▶ [Aim]: Only the pictures are omitted; repeat all other data exactly.

▶ [Exercise inputs]:
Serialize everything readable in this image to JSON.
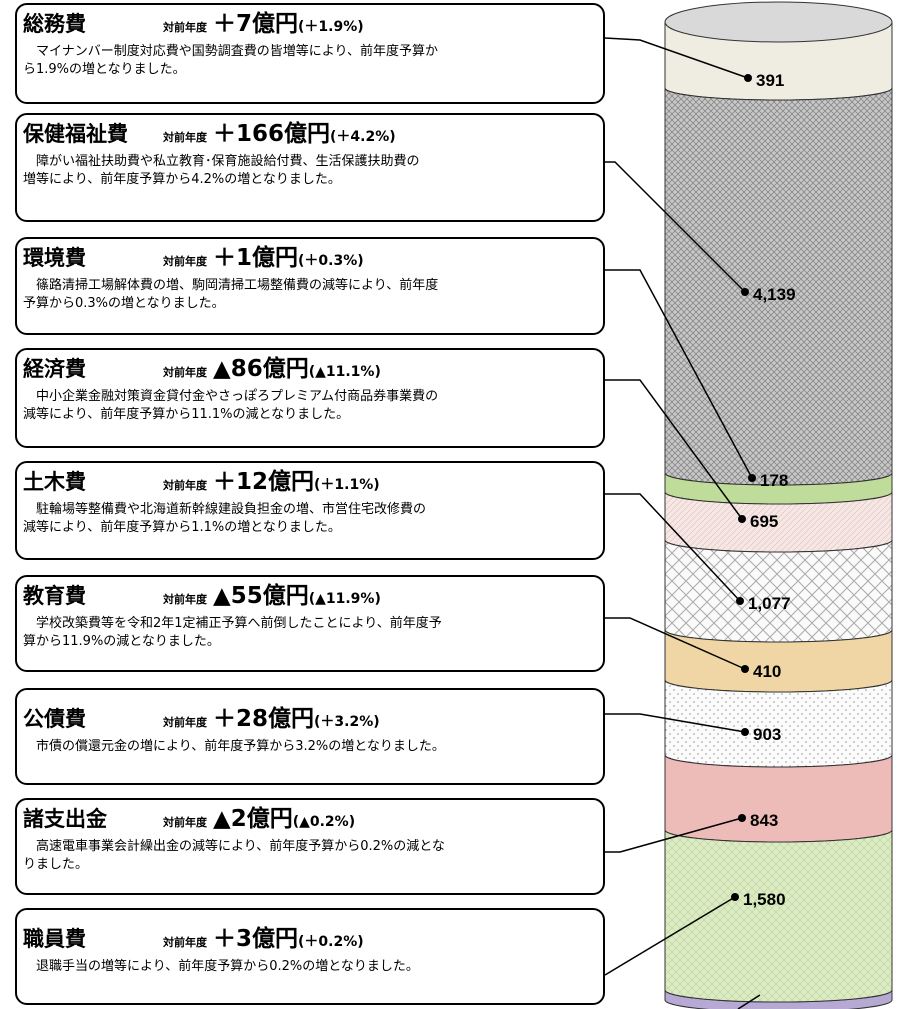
{
  "items": [
    {
      "name": "総務費",
      "yoy": "対前年度",
      "change": "＋7億円",
      "pct": "(＋1.9%)",
      "desc": [
        "マイナンバー制度対応費や国勢調査費の皆増等により、前年度予算か",
        "ら1.9%の増となりました。"
      ],
      "amount": "391"
    },
    {
      "name": "保健福祉費",
      "yoy": "対前年度",
      "change": "＋166億円",
      "pct": "(＋4.2%)",
      "desc": [
        "障がい福祉扶助費や私立教育･保育施設給付費、生活保護扶助費の",
        "増等により、前年度予算から4.2%の増となりました。"
      ],
      "amount": "4,139"
    },
    {
      "name": "環境費",
      "yoy": "対前年度",
      "change": "＋1億円",
      "pct": "(＋0.3%)",
      "desc": [
        "篠路清掃工場解体費の増、駒岡清掃工場整備費の減等により、前年度",
        "予算から0.3%の増となりました。"
      ],
      "amount": "178"
    },
    {
      "name": "経済費",
      "yoy": "対前年度",
      "change": "▲86億円",
      "pct": "(▲11.1%)",
      "desc": [
        "中小企業金融対策資金貸付金やさっぽろプレミアム付商品券事業費の",
        "減等により、前年度予算から11.1%の減となりました。"
      ],
      "amount": "695"
    },
    {
      "name": "土木費",
      "yoy": "対前年度",
      "change": "＋12億円",
      "pct": "(＋1.1%)",
      "desc": [
        "駐輪場等整備費や北海道新幹線建設負担金の増、市営住宅改修費の",
        "減等により、前年度予算から1.1%の増となりました。"
      ],
      "amount": "1,077"
    },
    {
      "name": "教育費",
      "yoy": "対前年度",
      "change": "▲55億円",
      "pct": "(▲11.9%)",
      "desc": [
        "学校改築費等を令和2年1定補正予算へ前倒したことにより、前年度予",
        "算から11.9%の減となりました。"
      ],
      "amount": "410"
    },
    {
      "name": "公債費",
      "yoy": "対前年度",
      "change": "＋28億円",
      "pct": "(＋3.2%)",
      "desc": [
        "市債の償還元金の増により、前年度予算から3.2%の増となりました。"
      ],
      "amount": "903"
    },
    {
      "name": "諸支出金",
      "yoy": "対前年度",
      "change": "▲2億円",
      "pct": "(▲0.2%)",
      "desc": [
        "高速電車事業会計繰出金の減等により、前年度予算から0.2%の減とな",
        "りました。"
      ],
      "amount": "843"
    },
    {
      "name": "職員費",
      "yoy": "対前年度",
      "change": "＋3億円",
      "pct": "(＋0.2%)",
      "desc": [
        "退職手当の増等により、前年度予算から0.2%の増となりました。"
      ],
      "amount": "1,580"
    }
  ]
}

▶ [Response below]:
Serialize everything readable in this image to JSON.
{
  "items": [
    {
      "name": "総務費",
      "yoy": "対前年度",
      "change": "＋7億円",
      "pct": "(＋1.9%)",
      "desc": [
        "マイナンバー制度対応費や国勢調査費の皆増等により、前年度予算か",
        "ら1.9%の増となりました。"
      ],
      "amount": "391"
    },
    {
      "name": "保健福祉費",
      "yoy": "対前年度",
      "change": "＋166億円",
      "pct": "(＋4.2%)",
      "desc": [
        "障がい福祉扶助費や私立教育･保育施設給付費、生活保護扶助費の",
        "増等により、前年度予算から4.2%の増となりました。"
      ],
      "amount": "4,139"
    },
    {
      "name": "環境費",
      "yoy": "対前年度",
      "change": "＋1億円",
      "pct": "(＋0.3%)",
      "desc": [
        "篠路清掃工場解体費の増、駒岡清掃工場整備費の減等により、前年度",
        "予算から0.3%の増となりました。"
      ],
      "amount": "178"
    },
    {
      "name": "経済費",
      "yoy": "対前年度",
      "change": "▲86億円",
      "pct": "(▲11.1%)",
      "desc": [
        "中小企業金融対策資金貸付金やさっぽろプレミアム付商品券事業費の",
        "減等により、前年度予算から11.1%の減となりました。"
      ],
      "amount": "695"
    },
    {
      "name": "土木費",
      "yoy": "対前年度",
      "change": "＋12億円",
      "pct": "(＋1.1%)",
      "desc": [
        "駐輪場等整備費や北海道新幹線建設負担金の増、市営住宅改修費の",
        "減等により、前年度予算から1.1%の増となりました。"
      ],
      "amount": "1,077"
    },
    {
      "name": "教育費",
      "yoy": "対前年度",
      "change": "▲55億円",
      "pct": "(▲11.9%)",
      "desc": [
        "学校改築費等を令和2年1定補正予算へ前倒したことにより、前年度予",
        "算から11.9%の減となりました。"
      ],
      "amount": "410"
    },
    {
      "name": "公債費",
      "yoy": "対前年度",
      "change": "＋28億円",
      "pct": "(＋3.2%)",
      "desc": [
        "市債の償還元金の増により、前年度予算から3.2%の増となりました。"
      ],
      "amount": "903"
    },
    {
      "name": "諸支出金",
      "yoy": "対前年度",
      "change": "▲2億円",
      "pct": "(▲0.2%)",
      "desc": [
        "高速電車事業会計繰出金の減等により、前年度予算から0.2%の減とな",
        "りました。"
      ],
      "amount": "843"
    },
    {
      "name": "職員費",
      "yoy": "対前年度",
      "change": "＋3億円",
      "pct": "(＋0.2%)",
      "desc": [
        "退職手当の増等により、前年度予算から0.2%の増となりました。"
      ],
      "amount": "1,580"
    }
  ]
}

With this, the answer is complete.